[Start]
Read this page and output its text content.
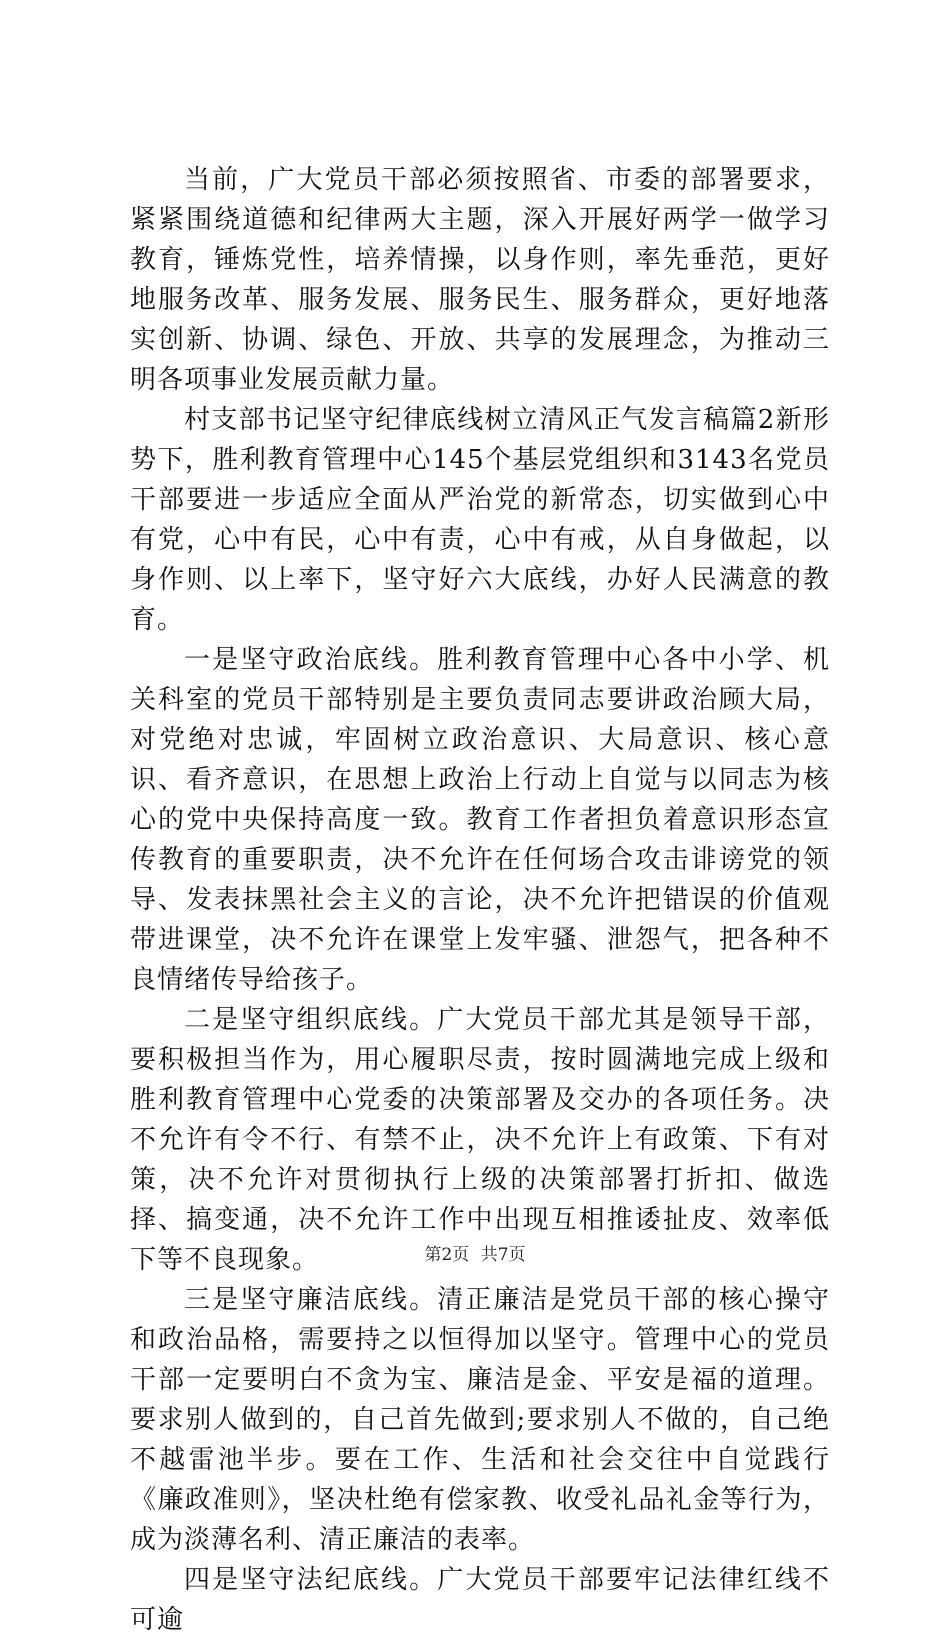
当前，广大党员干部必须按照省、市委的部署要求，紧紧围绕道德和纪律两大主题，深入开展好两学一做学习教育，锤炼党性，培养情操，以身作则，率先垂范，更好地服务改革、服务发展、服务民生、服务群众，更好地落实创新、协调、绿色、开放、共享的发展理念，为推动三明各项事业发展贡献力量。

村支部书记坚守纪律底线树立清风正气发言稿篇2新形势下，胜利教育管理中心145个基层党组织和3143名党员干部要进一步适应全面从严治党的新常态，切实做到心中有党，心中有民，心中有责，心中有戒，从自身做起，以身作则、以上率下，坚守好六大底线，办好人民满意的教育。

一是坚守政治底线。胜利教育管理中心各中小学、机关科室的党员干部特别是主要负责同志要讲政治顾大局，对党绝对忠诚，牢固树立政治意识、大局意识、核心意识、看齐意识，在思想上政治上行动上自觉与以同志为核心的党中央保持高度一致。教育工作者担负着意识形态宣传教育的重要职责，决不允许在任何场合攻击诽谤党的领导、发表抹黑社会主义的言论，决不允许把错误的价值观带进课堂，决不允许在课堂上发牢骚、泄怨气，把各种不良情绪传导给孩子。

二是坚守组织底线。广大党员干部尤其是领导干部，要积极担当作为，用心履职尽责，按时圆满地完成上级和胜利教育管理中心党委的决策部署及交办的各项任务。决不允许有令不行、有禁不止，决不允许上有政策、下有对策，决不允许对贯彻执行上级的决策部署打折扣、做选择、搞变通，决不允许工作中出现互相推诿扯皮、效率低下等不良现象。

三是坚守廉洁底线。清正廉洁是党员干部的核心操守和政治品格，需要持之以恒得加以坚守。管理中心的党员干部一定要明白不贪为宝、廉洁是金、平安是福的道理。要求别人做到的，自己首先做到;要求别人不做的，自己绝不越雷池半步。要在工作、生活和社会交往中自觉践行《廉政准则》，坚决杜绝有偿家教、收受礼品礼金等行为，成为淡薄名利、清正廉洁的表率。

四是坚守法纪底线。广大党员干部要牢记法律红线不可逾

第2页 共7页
[End]
[Work to complete] Write out the entries again, exactly as given, skipping any images.

[Task answer]
Read this page and output its text content.
当前，广大党员干部必须按照省、市委的部署要求，紧紧围绕道德和纪律两大主题，深入开展好两学一做学习教育，锤炼党性，培养情操，以身作则，率先垂范，更好地服务改革、服务发展、服务民生、服务群众，更好地落实创新、协调、绿色、开放、共享的发展理念，为推动三明各项事业发展贡献力量。

村支部书记坚守纪律底线树立清风正气发言稿篇2新形势下，胜利教育管理中心145个基层党组织和3143名党员干部要进一步适应全面从严治党的新常态，切实做到心中有党，心中有民，心中有责，心中有戒，从自身做起，以身作则、以上率下，坚守好六大底线，办好人民满意的教育。

一是坚守政治底线。胜利教育管理中心各中小学、机关科室的党员干部特别是主要负责同志要讲政治顾大局，对党绝对忠诚，牢固树立政治意识、大局意识、核心意识、看齐意识，在思想上政治上行动上自觉与以同志为核心的党中央保持高度一致。教育工作者担负着意识形态宣传教育的重要职责，决不允许在任何场合攻击诽谤党的领导、发表抹黑社会主义的言论，决不允许把错误的价值观带进课堂，决不允许在课堂上发牢骚、泄怨气，把各种不良情绪传导给孩子。

二是坚守组织底线。广大党员干部尤其是领导干部，要积极担当作为，用心履职尽责，按时圆满地完成上级和胜利教育管理中心党委的决策部署及交办的各项任务。决不允许有令不行、有禁不止，决不允许上有政策、下有对策，决不允许对贯彻执行上级的决策部署打折扣、做选择、搞变通，决不允许工作中出现互相推诿扯皮、效率低下等不良现象。

三是坚守廉洁底线。清正廉洁是党员干部的核心操守和政治品格，需要持之以恒得加以坚守。管理中心的党员干部一定要明白不贪为宝、廉洁是金、平安是福的道理。要求别人做到的，自己首先做到;要求别人不做的，自己绝不越雷池半步。要在工作、生活和社会交往中自觉践行《廉政准则》，坚决杜绝有偿家教、收受礼品礼金等行为，成为淡薄名利、清正廉洁的表率。

四是坚守法纪底线。广大党员干部要牢记法律红线不可逾

第2页 共7页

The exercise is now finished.